Data entries:
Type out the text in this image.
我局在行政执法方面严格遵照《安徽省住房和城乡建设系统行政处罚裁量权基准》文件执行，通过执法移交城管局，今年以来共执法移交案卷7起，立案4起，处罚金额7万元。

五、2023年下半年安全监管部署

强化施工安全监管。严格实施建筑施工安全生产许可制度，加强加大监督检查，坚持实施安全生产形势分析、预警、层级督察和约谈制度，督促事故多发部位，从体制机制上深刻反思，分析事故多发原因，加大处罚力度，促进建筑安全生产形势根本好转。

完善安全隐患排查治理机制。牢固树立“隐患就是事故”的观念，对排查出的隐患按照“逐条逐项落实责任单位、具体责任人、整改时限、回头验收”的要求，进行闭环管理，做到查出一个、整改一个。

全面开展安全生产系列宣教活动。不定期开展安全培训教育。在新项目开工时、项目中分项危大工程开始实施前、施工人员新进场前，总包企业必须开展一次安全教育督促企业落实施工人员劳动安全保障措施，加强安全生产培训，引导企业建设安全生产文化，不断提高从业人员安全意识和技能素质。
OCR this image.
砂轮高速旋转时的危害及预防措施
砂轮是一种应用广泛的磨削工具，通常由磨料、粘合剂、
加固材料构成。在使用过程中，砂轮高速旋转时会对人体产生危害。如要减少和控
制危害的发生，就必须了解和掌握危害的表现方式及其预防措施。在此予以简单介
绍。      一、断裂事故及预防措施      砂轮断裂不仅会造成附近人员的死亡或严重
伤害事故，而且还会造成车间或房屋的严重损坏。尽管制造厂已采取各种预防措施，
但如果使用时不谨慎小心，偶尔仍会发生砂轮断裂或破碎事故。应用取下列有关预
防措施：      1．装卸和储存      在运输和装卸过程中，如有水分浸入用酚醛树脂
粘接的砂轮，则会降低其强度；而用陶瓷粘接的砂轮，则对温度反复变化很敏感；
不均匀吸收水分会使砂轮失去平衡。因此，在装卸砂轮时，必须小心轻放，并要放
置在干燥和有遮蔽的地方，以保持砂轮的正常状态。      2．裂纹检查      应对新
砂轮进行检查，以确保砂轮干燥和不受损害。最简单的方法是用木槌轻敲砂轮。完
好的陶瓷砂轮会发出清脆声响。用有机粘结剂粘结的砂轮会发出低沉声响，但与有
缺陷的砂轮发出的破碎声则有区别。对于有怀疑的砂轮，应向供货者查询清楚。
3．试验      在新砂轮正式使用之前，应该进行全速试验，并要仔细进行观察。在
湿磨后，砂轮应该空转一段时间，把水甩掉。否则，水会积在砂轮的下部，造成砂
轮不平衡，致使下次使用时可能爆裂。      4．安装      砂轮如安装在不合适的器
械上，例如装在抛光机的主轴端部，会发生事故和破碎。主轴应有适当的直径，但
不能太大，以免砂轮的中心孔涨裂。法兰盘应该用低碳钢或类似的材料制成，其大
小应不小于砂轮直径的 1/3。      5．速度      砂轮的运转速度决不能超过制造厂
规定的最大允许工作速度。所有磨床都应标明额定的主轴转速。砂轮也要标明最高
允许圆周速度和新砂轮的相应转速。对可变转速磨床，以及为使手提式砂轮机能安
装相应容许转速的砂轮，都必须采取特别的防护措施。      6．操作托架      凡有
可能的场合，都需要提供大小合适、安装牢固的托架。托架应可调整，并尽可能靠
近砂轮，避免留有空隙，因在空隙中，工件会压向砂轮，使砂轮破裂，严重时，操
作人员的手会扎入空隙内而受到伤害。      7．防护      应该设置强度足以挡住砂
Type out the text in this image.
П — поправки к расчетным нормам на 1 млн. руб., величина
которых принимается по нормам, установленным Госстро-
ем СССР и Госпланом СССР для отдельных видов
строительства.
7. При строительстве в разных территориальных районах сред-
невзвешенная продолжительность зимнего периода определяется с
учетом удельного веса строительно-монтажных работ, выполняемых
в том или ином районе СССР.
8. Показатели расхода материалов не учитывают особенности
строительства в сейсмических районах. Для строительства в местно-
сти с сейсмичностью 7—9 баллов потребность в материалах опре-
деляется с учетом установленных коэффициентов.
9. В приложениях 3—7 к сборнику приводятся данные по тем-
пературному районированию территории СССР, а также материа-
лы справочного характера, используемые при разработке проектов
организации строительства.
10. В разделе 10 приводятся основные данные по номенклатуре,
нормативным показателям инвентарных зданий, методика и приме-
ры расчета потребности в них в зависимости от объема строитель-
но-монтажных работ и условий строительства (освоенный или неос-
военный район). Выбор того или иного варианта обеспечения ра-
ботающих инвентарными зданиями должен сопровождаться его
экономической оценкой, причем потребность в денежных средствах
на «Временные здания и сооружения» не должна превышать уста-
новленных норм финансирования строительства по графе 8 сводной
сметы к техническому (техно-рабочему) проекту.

● **Task statement**
Pick out each line above that includes "приводятся" and show it.

● **Expected answer**
9. В приложениях 3—7 к сборнику приводятся данные по тем-
10. В разделе 10 приводятся основные данные по номенклатуре,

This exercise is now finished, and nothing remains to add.